Aim -
Scan the entries below. List each line with "weak".

[start Provided records]

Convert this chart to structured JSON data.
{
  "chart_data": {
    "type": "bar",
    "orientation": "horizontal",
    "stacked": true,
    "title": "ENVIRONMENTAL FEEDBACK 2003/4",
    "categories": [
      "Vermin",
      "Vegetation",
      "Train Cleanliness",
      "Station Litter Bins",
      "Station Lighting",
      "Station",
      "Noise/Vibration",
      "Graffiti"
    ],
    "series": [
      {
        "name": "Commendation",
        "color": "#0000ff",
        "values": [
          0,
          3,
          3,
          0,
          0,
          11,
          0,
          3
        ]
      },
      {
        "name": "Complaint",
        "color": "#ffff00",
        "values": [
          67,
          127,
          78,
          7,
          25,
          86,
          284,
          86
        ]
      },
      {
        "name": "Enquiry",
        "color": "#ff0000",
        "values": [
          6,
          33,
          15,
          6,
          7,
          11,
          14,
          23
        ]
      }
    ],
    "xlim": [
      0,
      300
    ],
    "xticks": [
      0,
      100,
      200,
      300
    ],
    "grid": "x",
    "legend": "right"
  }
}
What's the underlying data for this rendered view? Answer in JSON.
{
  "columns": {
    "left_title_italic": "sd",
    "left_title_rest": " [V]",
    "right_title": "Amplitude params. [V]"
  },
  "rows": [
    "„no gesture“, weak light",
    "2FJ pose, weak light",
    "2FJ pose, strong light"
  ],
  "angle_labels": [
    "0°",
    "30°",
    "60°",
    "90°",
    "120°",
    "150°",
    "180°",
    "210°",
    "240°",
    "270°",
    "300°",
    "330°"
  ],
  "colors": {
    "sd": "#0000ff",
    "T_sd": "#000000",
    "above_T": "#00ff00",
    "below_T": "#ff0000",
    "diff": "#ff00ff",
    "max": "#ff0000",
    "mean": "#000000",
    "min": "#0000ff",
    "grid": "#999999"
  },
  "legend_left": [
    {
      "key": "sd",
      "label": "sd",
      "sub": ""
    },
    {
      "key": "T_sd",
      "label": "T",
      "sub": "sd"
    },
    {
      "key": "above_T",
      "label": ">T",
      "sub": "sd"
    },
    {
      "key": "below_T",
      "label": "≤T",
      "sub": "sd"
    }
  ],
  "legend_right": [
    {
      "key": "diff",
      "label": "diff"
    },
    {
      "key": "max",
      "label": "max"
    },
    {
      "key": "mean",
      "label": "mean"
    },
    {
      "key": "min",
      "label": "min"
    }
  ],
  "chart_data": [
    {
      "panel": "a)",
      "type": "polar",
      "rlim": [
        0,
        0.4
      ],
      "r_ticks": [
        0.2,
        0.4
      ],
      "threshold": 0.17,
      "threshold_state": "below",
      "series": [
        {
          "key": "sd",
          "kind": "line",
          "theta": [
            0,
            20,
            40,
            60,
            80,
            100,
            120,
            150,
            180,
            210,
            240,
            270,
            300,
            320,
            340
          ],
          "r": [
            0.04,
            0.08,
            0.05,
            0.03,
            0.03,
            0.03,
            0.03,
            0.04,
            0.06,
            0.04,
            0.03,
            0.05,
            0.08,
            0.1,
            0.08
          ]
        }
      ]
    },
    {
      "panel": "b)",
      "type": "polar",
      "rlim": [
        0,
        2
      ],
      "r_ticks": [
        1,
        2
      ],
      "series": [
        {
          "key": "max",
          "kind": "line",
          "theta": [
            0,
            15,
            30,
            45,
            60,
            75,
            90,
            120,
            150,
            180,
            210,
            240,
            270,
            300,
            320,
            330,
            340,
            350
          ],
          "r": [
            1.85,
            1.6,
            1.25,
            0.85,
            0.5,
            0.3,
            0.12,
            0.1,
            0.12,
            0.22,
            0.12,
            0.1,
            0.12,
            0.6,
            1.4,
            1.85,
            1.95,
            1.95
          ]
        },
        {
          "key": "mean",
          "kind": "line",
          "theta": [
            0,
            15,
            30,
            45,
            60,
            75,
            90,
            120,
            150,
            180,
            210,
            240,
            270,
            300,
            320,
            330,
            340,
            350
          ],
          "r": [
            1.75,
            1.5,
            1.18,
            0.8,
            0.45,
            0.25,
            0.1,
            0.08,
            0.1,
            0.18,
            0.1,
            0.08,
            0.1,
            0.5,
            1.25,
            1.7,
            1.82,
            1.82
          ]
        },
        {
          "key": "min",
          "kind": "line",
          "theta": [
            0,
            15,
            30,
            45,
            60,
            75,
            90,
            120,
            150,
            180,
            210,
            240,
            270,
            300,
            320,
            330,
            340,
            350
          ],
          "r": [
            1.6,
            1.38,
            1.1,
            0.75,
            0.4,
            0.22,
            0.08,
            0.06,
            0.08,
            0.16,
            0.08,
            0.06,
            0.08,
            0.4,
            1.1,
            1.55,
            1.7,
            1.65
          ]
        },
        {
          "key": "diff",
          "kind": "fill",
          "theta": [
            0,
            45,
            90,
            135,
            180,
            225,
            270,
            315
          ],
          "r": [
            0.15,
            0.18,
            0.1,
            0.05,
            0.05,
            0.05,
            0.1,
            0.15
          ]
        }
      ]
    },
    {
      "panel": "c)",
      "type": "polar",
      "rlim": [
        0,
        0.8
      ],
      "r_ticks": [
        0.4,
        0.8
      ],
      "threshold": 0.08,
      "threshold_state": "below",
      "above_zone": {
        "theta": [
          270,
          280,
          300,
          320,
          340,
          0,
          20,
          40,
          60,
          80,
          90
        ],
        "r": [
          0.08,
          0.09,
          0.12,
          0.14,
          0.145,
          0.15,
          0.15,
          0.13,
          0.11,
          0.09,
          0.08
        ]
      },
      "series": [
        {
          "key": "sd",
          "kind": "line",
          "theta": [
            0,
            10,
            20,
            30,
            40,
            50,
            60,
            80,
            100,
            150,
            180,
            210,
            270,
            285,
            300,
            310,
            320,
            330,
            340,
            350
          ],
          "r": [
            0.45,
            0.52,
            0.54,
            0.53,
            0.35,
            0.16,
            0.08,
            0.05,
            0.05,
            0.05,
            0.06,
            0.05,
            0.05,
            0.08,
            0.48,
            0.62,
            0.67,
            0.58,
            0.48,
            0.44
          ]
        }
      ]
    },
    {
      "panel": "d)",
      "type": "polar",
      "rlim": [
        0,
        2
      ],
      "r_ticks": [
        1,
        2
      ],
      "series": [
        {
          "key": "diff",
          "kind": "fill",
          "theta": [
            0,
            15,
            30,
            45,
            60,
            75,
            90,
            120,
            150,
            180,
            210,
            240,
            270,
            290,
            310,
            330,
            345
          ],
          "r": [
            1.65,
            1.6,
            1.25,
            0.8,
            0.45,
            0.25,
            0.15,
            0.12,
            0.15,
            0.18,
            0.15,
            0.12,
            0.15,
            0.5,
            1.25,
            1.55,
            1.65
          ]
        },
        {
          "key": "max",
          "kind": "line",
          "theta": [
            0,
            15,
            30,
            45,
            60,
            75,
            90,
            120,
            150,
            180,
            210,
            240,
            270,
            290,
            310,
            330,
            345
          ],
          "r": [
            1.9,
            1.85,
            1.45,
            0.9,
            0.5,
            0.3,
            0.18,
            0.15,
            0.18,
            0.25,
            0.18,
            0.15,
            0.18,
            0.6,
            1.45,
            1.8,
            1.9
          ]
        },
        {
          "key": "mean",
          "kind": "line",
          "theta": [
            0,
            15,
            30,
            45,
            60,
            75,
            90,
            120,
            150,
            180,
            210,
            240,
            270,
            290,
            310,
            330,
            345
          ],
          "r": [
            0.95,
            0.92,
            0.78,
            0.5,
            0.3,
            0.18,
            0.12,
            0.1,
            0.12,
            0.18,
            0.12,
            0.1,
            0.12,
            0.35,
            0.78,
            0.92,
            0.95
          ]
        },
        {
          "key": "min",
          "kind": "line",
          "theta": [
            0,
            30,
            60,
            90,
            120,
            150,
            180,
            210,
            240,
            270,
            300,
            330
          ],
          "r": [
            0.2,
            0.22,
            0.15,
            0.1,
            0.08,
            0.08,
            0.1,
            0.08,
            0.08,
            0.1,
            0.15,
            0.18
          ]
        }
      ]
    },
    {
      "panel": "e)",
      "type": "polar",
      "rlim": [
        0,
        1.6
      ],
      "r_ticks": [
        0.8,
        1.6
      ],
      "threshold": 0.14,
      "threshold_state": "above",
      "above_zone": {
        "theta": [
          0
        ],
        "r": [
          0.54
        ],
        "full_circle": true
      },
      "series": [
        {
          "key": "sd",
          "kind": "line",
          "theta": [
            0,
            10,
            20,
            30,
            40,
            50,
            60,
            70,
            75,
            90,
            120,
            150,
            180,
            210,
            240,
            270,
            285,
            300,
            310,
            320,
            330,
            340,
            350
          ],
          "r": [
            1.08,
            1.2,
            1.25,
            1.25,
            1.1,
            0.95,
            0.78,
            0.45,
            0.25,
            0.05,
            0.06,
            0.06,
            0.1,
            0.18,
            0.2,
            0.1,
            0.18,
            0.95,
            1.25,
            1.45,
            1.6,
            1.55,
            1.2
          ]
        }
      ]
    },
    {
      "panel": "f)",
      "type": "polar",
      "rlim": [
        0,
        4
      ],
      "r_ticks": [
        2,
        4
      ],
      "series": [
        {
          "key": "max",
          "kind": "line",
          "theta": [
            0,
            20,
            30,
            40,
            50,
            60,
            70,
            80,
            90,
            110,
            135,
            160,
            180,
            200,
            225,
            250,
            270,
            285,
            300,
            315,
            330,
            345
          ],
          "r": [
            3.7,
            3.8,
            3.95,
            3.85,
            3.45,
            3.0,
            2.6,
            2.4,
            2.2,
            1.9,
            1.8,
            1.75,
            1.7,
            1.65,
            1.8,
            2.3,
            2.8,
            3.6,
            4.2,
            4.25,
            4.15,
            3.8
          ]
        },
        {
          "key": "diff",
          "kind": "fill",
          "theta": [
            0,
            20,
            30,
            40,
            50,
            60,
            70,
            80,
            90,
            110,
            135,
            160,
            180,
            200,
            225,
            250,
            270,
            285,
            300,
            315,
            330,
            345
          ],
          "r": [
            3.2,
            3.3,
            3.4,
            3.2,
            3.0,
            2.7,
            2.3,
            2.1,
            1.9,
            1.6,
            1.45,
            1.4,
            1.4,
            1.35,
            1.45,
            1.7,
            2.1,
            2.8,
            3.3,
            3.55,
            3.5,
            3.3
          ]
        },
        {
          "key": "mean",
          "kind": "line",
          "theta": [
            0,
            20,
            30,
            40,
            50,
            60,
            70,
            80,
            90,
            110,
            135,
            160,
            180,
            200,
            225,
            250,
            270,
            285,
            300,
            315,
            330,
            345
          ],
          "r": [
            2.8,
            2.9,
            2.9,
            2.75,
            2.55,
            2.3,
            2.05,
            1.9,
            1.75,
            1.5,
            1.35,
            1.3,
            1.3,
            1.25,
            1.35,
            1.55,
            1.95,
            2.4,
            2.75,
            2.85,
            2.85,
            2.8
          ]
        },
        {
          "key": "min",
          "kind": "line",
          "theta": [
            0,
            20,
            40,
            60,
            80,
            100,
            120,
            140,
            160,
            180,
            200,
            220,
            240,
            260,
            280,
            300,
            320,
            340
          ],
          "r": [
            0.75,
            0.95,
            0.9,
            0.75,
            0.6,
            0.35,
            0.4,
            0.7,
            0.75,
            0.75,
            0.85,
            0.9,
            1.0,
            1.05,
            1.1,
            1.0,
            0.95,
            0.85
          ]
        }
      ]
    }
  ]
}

[end Provided records]

Output of the task -
    "„no gesture“, weak light",
    "2FJ pose, weak light",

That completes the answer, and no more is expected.